Goal of the exercise: Print the records below exactly as they appear.

[start of Given records]

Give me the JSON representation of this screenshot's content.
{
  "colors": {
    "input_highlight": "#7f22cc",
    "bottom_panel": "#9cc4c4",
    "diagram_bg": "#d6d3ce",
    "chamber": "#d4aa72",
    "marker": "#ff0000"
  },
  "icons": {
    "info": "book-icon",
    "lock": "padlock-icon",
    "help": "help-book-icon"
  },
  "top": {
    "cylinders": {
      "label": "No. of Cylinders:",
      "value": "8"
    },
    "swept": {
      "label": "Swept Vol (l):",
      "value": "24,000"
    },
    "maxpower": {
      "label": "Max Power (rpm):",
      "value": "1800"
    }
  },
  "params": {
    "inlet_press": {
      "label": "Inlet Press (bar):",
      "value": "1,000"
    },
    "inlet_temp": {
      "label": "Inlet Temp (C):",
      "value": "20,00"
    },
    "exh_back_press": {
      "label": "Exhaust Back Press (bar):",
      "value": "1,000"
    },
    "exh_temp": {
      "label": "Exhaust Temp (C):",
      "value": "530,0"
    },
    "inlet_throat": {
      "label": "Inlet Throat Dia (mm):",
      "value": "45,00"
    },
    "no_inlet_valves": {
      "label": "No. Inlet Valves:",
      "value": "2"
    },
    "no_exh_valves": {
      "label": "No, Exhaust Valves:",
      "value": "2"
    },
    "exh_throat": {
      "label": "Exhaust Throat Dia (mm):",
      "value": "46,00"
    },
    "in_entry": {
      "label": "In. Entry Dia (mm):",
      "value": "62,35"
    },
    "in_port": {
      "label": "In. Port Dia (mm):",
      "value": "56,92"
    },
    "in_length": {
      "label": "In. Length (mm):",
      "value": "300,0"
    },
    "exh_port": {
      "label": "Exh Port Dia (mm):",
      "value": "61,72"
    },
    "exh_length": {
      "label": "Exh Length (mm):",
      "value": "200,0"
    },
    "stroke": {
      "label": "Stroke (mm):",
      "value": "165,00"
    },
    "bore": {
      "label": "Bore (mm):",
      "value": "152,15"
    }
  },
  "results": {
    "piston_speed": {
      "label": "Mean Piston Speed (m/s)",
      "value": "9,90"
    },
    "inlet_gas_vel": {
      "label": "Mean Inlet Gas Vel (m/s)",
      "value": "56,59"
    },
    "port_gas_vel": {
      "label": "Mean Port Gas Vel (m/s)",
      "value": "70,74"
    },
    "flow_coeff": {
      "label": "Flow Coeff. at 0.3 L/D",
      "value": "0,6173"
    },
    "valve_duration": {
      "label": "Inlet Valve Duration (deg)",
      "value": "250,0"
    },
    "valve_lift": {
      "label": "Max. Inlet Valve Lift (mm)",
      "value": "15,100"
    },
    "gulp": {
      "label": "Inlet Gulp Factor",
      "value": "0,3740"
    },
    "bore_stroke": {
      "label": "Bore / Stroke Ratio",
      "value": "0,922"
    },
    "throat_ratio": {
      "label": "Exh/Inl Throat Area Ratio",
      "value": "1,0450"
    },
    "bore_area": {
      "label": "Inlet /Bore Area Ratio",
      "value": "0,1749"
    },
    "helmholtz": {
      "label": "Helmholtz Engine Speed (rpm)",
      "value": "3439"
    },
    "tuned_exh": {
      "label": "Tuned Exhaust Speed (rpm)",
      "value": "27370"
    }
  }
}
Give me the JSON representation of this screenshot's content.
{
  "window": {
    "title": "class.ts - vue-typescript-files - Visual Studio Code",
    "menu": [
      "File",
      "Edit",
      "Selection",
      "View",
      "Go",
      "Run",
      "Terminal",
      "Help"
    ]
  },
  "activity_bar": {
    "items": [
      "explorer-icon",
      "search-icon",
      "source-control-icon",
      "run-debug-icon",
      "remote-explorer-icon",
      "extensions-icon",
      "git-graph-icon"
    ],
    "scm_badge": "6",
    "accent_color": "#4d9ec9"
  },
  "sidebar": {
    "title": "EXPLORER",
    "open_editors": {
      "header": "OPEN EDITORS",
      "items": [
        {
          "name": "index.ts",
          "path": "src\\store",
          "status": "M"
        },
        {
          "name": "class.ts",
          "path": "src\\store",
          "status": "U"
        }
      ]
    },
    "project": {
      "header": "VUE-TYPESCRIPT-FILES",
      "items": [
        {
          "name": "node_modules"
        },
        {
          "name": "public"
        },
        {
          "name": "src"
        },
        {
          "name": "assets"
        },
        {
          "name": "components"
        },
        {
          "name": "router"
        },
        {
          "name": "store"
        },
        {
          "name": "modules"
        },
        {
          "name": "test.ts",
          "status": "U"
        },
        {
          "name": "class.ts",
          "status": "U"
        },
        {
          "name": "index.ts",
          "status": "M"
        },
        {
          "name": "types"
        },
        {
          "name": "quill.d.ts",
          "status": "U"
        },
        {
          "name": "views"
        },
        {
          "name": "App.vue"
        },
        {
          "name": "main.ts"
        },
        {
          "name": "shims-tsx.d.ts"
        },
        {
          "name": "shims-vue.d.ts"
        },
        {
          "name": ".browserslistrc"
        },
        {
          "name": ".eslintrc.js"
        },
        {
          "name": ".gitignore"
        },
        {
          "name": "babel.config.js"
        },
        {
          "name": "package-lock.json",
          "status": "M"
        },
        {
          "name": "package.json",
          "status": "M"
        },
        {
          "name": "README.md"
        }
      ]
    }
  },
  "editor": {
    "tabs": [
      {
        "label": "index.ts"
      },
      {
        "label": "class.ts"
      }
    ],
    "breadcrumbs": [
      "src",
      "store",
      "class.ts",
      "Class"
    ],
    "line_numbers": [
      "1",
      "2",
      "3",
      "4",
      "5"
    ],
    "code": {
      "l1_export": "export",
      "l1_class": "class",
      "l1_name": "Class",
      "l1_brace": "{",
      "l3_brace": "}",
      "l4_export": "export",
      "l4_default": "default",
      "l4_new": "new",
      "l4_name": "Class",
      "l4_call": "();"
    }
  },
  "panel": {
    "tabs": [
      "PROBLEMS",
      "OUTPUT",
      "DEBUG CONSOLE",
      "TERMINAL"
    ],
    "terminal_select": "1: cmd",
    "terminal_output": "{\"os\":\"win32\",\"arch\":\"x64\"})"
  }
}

[end of Given records]

Answer to this task:
Give me the JSON representation of this screenshot's content.
{
  "colors": {
    "input_highlight": "#7f22cc",
    "bottom_panel": "#9cc4c4",
    "diagram_bg": "#d6d3ce",
    "chamber": "#d4aa72",
    "marker": "#ff0000"
  },
  "icons": {
    "info": "book-icon",
    "lock": "padlock-icon",
    "help": "help-book-icon"
  },
  "top": {
    "cylinders": {
      "label": "No. of Cylinders:",
      "value": "8"
    },
    "swept": {
      "label": "Swept Vol (l):",
      "value": "24,000"
    },
    "maxpower": {
      "label": "Max Power (rpm):",
      "value": "1800"
    }
  },
  "params": {
    "inlet_press": {
      "label": "Inlet Press (bar):",
      "value": "1,000"
    },
    "inlet_temp": {
      "label": "Inlet Temp (C):",
      "value": "20,00"
    },
    "exh_back_press": {
      "label": "Exhaust Back Press (bar):",
      "value": "1,000"
    },
    "exh_temp": {
      "label": "Exhaust Temp (C):",
      "value": "530,0"
    },
    "inlet_throat": {
      "label": "Inlet Throat Dia (mm):",
      "value": "45,00"
    },
    "no_inlet_valves": {
      "label": "No. Inlet Valves:",
      "value": "2"
    },
    "no_exh_valves": {
      "label": "No, Exhaust Valves:",
      "value": "2"
    },
    "exh_throat": {
      "label": "Exhaust Throat Dia (mm):",
      "value": "46,00"
    },
    "in_entry": {
      "label": "In. Entry Dia (mm):",
      "value": "62,35"
    },
    "in_port": {
      "label": "In. Port Dia (mm):",
      "value": "56,92"
    },
    "in_length": {
      "label": "In. Length (mm):",
      "value": "300,0"
    },
    "exh_port": {
      "label": "Exh Port Dia (mm):",
      "value": "61,72"
    },
    "exh_length": {
      "label": "Exh Length (mm):",
      "value": "200,0"
    },
    "stroke": {
      "label": "Stroke (mm):",
      "value": "165,00"
    },
    "bore": {
      "label": "Bore (mm):",
      "value": "152,15"
    }
  },
  "results": {
    "piston_speed": {
      "label": "Mean Piston Speed (m/s)",
      "value": "9,90"
    },
    "inlet_gas_vel": {
      "label": "Mean Inlet Gas Vel (m/s)",
      "value": "56,59"
    },
    "port_gas_vel": {
      "label": "Mean Port Gas Vel (m/s)",
      "value": "70,74"
    },
    "flow_coeff": {
      "label": "Flow Coeff. at 0.3 L/D",
      "value": "0,6173"
    },
    "valve_duration": {
      "label": "Inlet Valve Duration (deg)",
      "value": "250,0"
    },
    "valve_lift": {
      "label": "Max. Inlet Valve Lift (mm)",
      "value": "15,100"
    },
    "gulp": {
      "label": "Inlet Gulp Factor",
      "value": "0,3740"
    },
    "bore_stroke": {
      "label": "Bore / Stroke Ratio",
      "value": "0,922"
    },
    "throat_ratio": {
      "label": "Exh/Inl Throat Area Ratio",
      "value": "1,0450"
    },
    "bore_area": {
      "label": "Inlet /Bore Area Ratio",
      "value": "0,1749"
    },
    "helmholtz": {
      "label": "Helmholtz Engine Speed (rpm)",
      "value": "3439"
    },
    "tuned_exh": {
      "label": "Tuned Exhaust Speed (rpm)",
      "value": "27370"
    }
  }
}
Give me the JSON representation of this screenshot's content.
{
  "window": {
    "title": "class.ts - vue-typescript-files - Visual Studio Code",
    "menu": [
      "File",
      "Edit",
      "Selection",
      "View",
      "Go",
      "Run",
      "Terminal",
      "Help"
    ]
  },
  "activity_bar": {
    "items": [
      "explorer-icon",
      "search-icon",
      "source-control-icon",
      "run-debug-icon",
      "remote-explorer-icon",
      "extensions-icon",
      "git-graph-icon"
    ],
    "scm_badge": "6",
    "accent_color": "#4d9ec9"
  },
  "sidebar": {
    "title": "EXPLORER",
    "open_editors": {
      "header": "OPEN EDITORS",
      "items": [
        {
          "name": "index.ts",
          "path": "src\\store",
          "status": "M"
        },
        {
          "name": "class.ts",
          "path": "src\\store",
          "status": "U"
        }
      ]
    },
    "project": {
      "header": "VUE-TYPESCRIPT-FILES",
      "items": [
        {
          "name": "node_modules"
        },
        {
          "name": "public"
        },
        {
          "name": "src"
        },
        {
          "name": "assets"
        },
        {
          "name": "components"
        },
        {
          "name": "router"
        },
        {
          "name": "store"
        },
        {
          "name": "modules"
        },
        {
          "name": "test.ts",
          "status": "U"
        },
        {
          "name": "class.ts",
          "status": "U"
        },
        {
          "name": "index.ts",
          "status": "M"
        },
        {
          "name": "types"
        },
        {
          "name": "quill.d.ts",
          "status": "U"
        },
        {
          "name": "views"
        },
        {
          "name": "App.vue"
        },
        {
          "name": "main.ts"
        },
        {
          "name": "shims-tsx.d.ts"
        },
        {
          "name": "shims-vue.d.ts"
        },
        {
          "name": ".browserslistrc"
        },
        {
          "name": ".eslintrc.js"
        },
        {
          "name": ".gitignore"
        },
        {
          "name": "babel.config.js"
        },
        {
          "name": "package-lock.json",
          "status": "M"
        },
        {
          "name": "package.json",
          "status": "M"
        },
        {
          "name": "README.md"
        }
      ]
    }
  },
  "editor": {
    "tabs": [
      {
        "label": "index.ts"
      },
      {
        "label": "class.ts"
      }
    ],
    "breadcrumbs": [
      "src",
      "store",
      "class.ts",
      "Class"
    ],
    "line_numbers": [
      "1",
      "2",
      "3",
      "4",
      "5"
    ],
    "code": {
      "l1_export": "export",
      "l1_class": "class",
      "l1_name": "Class",
      "l1_brace": "{",
      "l3_brace": "}",
      "l4_export": "export",
      "l4_default": "default",
      "l4_new": "new",
      "l4_name": "Class",
      "l4_call": "();"
    }
  },
  "panel": {
    "tabs": [
      "PROBLEMS",
      "OUTPUT",
      "DEBUG CONSOLE",
      "TERMINAL"
    ],
    "terminal_select": "1: cmd",
    "terminal_output": "{\"os\":\"win32\",\"arch\":\"x64\"})"
  }
}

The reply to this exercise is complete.